[BEGIN]
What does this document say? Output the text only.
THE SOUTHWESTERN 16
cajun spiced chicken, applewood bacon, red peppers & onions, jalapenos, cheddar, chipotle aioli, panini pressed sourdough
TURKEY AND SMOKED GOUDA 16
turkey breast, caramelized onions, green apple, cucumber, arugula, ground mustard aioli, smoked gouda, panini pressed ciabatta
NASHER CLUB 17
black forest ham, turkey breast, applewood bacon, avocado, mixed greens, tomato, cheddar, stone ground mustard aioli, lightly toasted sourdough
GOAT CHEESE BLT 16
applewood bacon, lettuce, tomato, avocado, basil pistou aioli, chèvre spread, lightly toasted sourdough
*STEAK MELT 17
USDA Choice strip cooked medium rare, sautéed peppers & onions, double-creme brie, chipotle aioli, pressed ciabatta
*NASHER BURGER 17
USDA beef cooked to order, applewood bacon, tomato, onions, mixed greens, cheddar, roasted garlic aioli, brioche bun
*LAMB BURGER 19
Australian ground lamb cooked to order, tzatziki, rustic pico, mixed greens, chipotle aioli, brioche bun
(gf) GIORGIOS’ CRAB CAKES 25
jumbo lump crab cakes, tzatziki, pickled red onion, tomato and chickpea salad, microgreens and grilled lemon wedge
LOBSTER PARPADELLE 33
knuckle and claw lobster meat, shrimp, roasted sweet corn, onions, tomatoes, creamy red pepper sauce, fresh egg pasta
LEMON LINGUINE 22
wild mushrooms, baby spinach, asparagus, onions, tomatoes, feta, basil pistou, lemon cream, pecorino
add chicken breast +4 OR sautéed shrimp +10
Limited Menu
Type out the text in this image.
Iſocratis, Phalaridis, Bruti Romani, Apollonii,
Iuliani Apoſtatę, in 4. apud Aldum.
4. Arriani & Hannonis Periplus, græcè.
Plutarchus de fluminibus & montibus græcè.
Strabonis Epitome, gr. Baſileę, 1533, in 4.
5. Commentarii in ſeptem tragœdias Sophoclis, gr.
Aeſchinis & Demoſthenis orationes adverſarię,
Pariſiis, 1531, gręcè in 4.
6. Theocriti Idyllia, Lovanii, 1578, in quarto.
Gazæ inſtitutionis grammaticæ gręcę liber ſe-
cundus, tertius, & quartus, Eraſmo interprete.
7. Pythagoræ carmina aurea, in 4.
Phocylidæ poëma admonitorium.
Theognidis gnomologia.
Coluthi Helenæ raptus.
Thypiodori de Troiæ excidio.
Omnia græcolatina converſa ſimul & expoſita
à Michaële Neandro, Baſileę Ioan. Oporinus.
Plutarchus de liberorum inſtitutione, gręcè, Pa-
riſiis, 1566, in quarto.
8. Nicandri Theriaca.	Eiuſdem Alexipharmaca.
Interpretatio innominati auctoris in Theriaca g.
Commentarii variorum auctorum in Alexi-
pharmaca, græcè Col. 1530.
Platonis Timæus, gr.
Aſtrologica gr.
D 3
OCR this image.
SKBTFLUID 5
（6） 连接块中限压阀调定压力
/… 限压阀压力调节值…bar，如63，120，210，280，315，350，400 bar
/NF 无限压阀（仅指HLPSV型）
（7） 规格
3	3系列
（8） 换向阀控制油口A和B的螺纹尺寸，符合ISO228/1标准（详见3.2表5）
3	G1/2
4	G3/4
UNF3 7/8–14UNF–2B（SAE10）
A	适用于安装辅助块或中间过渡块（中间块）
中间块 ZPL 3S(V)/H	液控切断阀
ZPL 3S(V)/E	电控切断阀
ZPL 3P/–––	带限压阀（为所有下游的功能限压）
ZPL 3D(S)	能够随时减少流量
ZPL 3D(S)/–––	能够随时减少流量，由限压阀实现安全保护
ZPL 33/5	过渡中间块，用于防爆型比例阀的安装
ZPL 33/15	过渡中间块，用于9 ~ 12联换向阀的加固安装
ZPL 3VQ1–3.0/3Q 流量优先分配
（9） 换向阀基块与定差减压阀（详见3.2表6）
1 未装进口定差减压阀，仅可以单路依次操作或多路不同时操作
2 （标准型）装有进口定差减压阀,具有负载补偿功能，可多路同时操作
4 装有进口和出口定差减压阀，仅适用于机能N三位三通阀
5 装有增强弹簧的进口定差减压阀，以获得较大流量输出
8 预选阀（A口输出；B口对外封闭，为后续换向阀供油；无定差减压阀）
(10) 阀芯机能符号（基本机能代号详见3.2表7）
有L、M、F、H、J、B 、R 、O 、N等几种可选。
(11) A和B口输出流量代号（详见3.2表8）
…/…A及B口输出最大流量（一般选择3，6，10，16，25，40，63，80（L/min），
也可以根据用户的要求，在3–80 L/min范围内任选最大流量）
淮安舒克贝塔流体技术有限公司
[END]
> [PROBLEM STATEMENT]:
Output an exact copy of each record.

> [ANSWER TO THE TASK]:
What does this document say? Output the text only.
THE SOUTHWESTERN 16
cajun spiced chicken, applewood bacon, red peppers & onions, jalapenos, cheddar, chipotle aioli, panini pressed sourdough
TURKEY AND SMOKED GOUDA 16
turkey breast, caramelized onions, green apple, cucumber, arugula, ground mustard aioli, smoked gouda, panini pressed ciabatta
NASHER CLUB 17
black forest ham, turkey breast, applewood bacon, avocado, mixed greens, tomato, cheddar, stone ground mustard aioli, lightly toasted sourdough
GOAT CHEESE BLT 16
applewood bacon, lettuce, tomato, avocado, basil pistou aioli, chèvre spread, lightly toasted sourdough
*STEAK MELT 17
USDA Choice strip cooked medium rare, sautéed peppers & onions, double-creme brie, chipotle aioli, pressed ciabatta
*NASHER BURGER 17
USDA beef cooked to order, applewood bacon, tomato, onions, mixed greens, cheddar, roasted garlic aioli, brioche bun
*LAMB BURGER 19
Australian ground lamb cooked to order, tzatziki, rustic pico, mixed greens, chipotle aioli, brioche bun
(gf) GIORGIOS’ CRAB CAKES 25
jumbo lump crab cakes, tzatziki, pickled red onion, tomato and chickpea salad, microgreens and grilled lemon wedge
LOBSTER PARPADELLE 33
knuckle and claw lobster meat, shrimp, roasted sweet corn, onions, tomatoes, creamy red pepper sauce, fresh egg pasta
LEMON LINGUINE 22
wild mushrooms, baby spinach, asparagus, onions, tomatoes, feta, basil pistou, lemon cream, pecorino
add chicken breast +4 OR sautéed shrimp +10
Limited Menu
Type out the text in this image.
Iſocratis, Phalaridis, Bruti Romani, Apollonii,
Iuliani Apoſtatę, in 4. apud Aldum.
4. Arriani & Hannonis Periplus, græcè.
Plutarchus de fluminibus & montibus græcè.
Strabonis Epitome, gr. Baſileę, 1533, in 4.
5. Commentarii in ſeptem tragœdias Sophoclis, gr.
Aeſchinis & Demoſthenis orationes adverſarię,
Pariſiis, 1531, gręcè in 4.
6. Theocriti Idyllia, Lovanii, 1578, in quarto.
Gazæ inſtitutionis grammaticæ gręcę liber ſe-
cundus, tertius, & quartus, Eraſmo interprete.
7. Pythagoræ carmina aurea, in 4.
Phocylidæ poëma admonitorium.
Theognidis gnomologia.
Coluthi Helenæ raptus.
Thypiodori de Troiæ excidio.
Omnia græcolatina converſa ſimul & expoſita
à Michaële Neandro, Baſileę Ioan. Oporinus.
Plutarchus de liberorum inſtitutione, gręcè, Pa-
riſiis, 1566, in quarto.
8. Nicandri Theriaca.	Eiuſdem Alexipharmaca.
Interpretatio innominati auctoris in Theriaca g.
Commentarii variorum auctorum in Alexi-
pharmaca, græcè Col. 1530.
Platonis Timæus, gr.
Aſtrologica gr.
D 3
OCR this image.
SKBTFLUID 5
（6） 连接块中限压阀调定压力
/… 限压阀压力调节值…bar，如63，120，210，280，315，350，400 bar
/NF 无限压阀（仅指HLPSV型）
（7） 规格
3	3系列
（8） 换向阀控制油口A和B的螺纹尺寸，符合ISO228/1标准（详见3.2表5）
3	G1/2
4	G3/4
UNF3 7/8–14UNF–2B（SAE10）
A	适用于安装辅助块或中间过渡块（中间块）
中间块 ZPL 3S(V)/H	液控切断阀
ZPL 3S(V)/E	电控切断阀
ZPL 3P/–––	带限压阀（为所有下游的功能限压）
ZPL 3D(S)	能够随时减少流量
ZPL 3D(S)/–––	能够随时减少流量，由限压阀实现安全保护
ZPL 33/5	过渡中间块，用于防爆型比例阀的安装
ZPL 33/15	过渡中间块，用于9 ~ 12联换向阀的加固安装
ZPL 3VQ1–3.0/3Q 流量优先分配
（9） 换向阀基块与定差减压阀（详见3.2表6）
1 未装进口定差减压阀，仅可以单路依次操作或多路不同时操作
2 （标准型）装有进口定差减压阀,具有负载补偿功能，可多路同时操作
4 装有进口和出口定差减压阀，仅适用于机能N三位三通阀
5 装有增强弹簧的进口定差减压阀，以获得较大流量输出
8 预选阀（A口输出；B口对外封闭，为后续换向阀供油；无定差减压阀）
(10) 阀芯机能符号（基本机能代号详见3.2表7）
有L、M、F、H、J、B 、R 、O 、N等几种可选。
(11) A和B口输出流量代号（详见3.2表8）
…/…A及B口输出最大流量（一般选择3，6，10，16，25，40，63，80（L/min），
也可以根据用户的要求，在3–80 L/min范围内任选最大流量）
淮安舒克贝塔流体技术有限公司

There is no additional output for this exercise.